* **Given records**
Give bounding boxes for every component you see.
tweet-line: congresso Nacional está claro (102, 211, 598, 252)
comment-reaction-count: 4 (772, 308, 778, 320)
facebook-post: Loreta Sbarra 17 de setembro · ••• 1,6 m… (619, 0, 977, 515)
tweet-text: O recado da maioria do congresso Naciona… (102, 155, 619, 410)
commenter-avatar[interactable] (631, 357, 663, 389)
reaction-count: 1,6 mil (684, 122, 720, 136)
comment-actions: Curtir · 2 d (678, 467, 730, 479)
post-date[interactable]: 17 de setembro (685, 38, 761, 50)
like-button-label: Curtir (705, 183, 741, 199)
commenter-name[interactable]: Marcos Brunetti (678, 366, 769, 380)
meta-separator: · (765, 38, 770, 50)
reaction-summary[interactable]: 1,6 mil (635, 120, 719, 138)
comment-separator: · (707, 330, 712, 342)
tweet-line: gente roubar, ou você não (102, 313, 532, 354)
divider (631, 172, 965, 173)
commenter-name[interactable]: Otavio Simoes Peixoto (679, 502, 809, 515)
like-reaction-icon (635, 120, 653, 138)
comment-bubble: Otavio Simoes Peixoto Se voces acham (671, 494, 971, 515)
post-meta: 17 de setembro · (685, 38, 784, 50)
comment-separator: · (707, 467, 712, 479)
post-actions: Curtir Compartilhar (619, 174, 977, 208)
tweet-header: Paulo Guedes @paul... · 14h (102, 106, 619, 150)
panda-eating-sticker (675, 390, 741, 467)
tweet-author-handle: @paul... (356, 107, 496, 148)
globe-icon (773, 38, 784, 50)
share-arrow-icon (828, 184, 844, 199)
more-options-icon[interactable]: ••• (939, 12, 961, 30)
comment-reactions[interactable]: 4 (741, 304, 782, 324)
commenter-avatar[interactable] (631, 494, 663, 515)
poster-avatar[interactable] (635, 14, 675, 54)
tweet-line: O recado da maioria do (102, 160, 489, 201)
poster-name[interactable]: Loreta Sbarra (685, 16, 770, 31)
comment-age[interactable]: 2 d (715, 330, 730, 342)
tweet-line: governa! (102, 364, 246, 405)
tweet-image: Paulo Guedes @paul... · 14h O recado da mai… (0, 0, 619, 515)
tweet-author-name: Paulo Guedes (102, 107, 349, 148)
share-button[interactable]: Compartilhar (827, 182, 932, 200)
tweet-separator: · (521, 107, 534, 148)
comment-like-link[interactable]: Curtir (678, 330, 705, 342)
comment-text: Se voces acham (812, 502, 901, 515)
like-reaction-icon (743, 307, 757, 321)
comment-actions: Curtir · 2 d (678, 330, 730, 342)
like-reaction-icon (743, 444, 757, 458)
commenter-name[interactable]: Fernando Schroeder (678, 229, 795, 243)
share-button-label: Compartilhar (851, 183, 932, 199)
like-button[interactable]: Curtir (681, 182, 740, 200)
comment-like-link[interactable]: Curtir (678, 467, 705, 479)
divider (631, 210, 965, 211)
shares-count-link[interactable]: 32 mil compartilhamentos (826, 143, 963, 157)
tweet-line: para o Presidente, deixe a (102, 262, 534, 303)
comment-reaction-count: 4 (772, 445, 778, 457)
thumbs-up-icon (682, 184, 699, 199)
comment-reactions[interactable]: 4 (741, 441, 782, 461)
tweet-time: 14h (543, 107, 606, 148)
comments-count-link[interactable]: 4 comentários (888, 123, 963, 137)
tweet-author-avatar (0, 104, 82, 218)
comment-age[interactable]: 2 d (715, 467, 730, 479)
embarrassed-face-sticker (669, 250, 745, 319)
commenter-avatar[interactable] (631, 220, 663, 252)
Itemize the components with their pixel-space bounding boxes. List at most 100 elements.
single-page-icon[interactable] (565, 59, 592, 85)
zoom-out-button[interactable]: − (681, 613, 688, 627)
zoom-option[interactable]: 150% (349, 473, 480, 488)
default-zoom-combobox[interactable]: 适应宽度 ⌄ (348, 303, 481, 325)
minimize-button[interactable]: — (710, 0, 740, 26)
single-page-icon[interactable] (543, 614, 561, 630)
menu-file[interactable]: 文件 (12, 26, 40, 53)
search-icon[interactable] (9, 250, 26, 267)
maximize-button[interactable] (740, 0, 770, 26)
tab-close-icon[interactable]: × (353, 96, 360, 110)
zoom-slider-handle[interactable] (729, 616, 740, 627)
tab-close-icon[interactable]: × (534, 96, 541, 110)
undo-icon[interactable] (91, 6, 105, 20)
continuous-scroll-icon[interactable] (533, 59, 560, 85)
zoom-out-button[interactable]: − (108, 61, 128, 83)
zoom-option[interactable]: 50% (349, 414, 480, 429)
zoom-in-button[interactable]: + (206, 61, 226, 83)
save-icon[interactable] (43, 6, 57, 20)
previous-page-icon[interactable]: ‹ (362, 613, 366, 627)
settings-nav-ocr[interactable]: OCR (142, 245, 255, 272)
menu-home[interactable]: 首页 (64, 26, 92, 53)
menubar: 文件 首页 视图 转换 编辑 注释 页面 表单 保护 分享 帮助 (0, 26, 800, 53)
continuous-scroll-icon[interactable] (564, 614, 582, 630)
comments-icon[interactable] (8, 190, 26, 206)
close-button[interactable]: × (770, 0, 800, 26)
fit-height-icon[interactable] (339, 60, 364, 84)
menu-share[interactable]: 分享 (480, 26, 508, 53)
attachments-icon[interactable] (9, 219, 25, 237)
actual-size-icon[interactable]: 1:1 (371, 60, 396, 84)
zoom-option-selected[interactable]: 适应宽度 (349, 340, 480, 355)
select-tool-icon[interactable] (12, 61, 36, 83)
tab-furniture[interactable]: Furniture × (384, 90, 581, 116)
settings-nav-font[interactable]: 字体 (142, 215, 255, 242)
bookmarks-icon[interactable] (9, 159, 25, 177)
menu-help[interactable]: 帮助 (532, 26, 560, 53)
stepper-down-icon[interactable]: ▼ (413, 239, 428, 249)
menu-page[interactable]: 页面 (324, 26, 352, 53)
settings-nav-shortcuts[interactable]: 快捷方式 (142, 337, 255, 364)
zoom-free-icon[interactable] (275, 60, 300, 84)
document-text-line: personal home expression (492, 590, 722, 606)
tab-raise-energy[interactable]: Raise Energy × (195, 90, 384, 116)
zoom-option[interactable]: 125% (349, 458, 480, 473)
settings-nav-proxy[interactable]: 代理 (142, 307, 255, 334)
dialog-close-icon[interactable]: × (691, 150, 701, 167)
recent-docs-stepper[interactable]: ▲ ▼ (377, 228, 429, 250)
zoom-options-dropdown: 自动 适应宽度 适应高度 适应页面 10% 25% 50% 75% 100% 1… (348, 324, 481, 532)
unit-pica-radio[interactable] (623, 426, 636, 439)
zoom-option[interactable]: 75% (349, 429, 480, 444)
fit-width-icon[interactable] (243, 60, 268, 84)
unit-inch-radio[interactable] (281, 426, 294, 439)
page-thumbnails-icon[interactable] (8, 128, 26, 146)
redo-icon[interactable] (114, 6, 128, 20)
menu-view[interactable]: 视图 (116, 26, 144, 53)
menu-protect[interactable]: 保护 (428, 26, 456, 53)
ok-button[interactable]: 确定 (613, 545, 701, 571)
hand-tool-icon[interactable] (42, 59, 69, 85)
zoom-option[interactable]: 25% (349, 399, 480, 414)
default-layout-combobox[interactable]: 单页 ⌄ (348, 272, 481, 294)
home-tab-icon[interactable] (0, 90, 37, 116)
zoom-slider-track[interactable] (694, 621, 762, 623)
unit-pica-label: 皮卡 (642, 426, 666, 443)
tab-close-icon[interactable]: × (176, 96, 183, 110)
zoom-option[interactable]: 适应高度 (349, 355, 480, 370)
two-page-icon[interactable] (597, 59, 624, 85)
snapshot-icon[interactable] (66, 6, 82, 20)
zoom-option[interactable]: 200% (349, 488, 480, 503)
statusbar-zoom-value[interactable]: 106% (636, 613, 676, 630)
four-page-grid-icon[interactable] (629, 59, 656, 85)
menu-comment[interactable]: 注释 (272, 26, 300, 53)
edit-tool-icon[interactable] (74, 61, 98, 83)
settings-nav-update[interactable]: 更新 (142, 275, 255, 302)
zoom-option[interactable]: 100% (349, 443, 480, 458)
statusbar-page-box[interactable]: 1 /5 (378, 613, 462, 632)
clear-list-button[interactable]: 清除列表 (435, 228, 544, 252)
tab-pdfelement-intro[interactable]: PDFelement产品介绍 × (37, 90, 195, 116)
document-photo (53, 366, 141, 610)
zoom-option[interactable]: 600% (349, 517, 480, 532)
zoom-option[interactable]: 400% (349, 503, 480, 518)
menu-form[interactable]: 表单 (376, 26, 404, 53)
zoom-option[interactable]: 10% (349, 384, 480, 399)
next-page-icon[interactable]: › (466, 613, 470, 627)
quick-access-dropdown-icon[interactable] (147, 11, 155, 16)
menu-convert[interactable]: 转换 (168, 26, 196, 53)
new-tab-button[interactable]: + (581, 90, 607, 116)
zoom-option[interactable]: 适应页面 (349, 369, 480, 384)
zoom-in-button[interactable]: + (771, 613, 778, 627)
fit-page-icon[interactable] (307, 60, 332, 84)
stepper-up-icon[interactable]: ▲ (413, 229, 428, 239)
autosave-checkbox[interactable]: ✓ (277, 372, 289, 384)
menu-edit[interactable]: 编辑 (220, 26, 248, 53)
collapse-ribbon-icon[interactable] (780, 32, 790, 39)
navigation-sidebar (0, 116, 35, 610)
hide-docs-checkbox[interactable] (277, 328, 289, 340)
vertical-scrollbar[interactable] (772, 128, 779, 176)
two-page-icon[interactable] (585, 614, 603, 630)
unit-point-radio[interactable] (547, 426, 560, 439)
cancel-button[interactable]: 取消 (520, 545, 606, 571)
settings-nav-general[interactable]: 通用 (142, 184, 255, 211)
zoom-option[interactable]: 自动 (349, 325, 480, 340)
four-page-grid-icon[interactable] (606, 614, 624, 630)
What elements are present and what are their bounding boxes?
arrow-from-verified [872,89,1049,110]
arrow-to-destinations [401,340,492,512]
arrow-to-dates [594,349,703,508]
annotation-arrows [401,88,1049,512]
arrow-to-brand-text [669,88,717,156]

* **Written exercise**
Please reproduce the listing from its opening line through the line containing "comment-separator: · (707, 467, 712, 479)", including both of those lines, without changing a single character.

* **The reply**
Give bounding boxes for every component you see.
tweet-line: congresso Nacional está claro (102, 211, 598, 252)
comment-reaction-count: 4 (772, 308, 778, 320)
facebook-post: Loreta Sbarra 17 de setembro · ••• 1,6 m… (619, 0, 977, 515)
tweet-text: O recado da maioria do congresso Naciona… (102, 155, 619, 410)
commenter-avatar[interactable] (631, 357, 663, 389)
reaction-count: 1,6 mil (684, 122, 720, 136)
comment-actions: Curtir · 2 d (678, 467, 730, 479)
post-date[interactable]: 17 de setembro (685, 38, 761, 50)
like-button-label: Curtir (705, 183, 741, 199)
commenter-name[interactable]: Marcos Brunetti (678, 366, 769, 380)
meta-separator: · (765, 38, 770, 50)
reaction-summary[interactable]: 1,6 mil (635, 120, 719, 138)
comment-separator: · (707, 330, 712, 342)
tweet-line: gente roubar, ou você não (102, 313, 532, 354)
divider (631, 172, 965, 173)
commenter-name[interactable]: Otavio Simoes Peixoto (679, 502, 809, 515)
like-reaction-icon (635, 120, 653, 138)
comment-bubble: Otavio Simoes Peixoto Se voces acham (671, 494, 971, 515)
post-meta: 17 de setembro · (685, 38, 784, 50)
comment-separator: · (707, 467, 712, 479)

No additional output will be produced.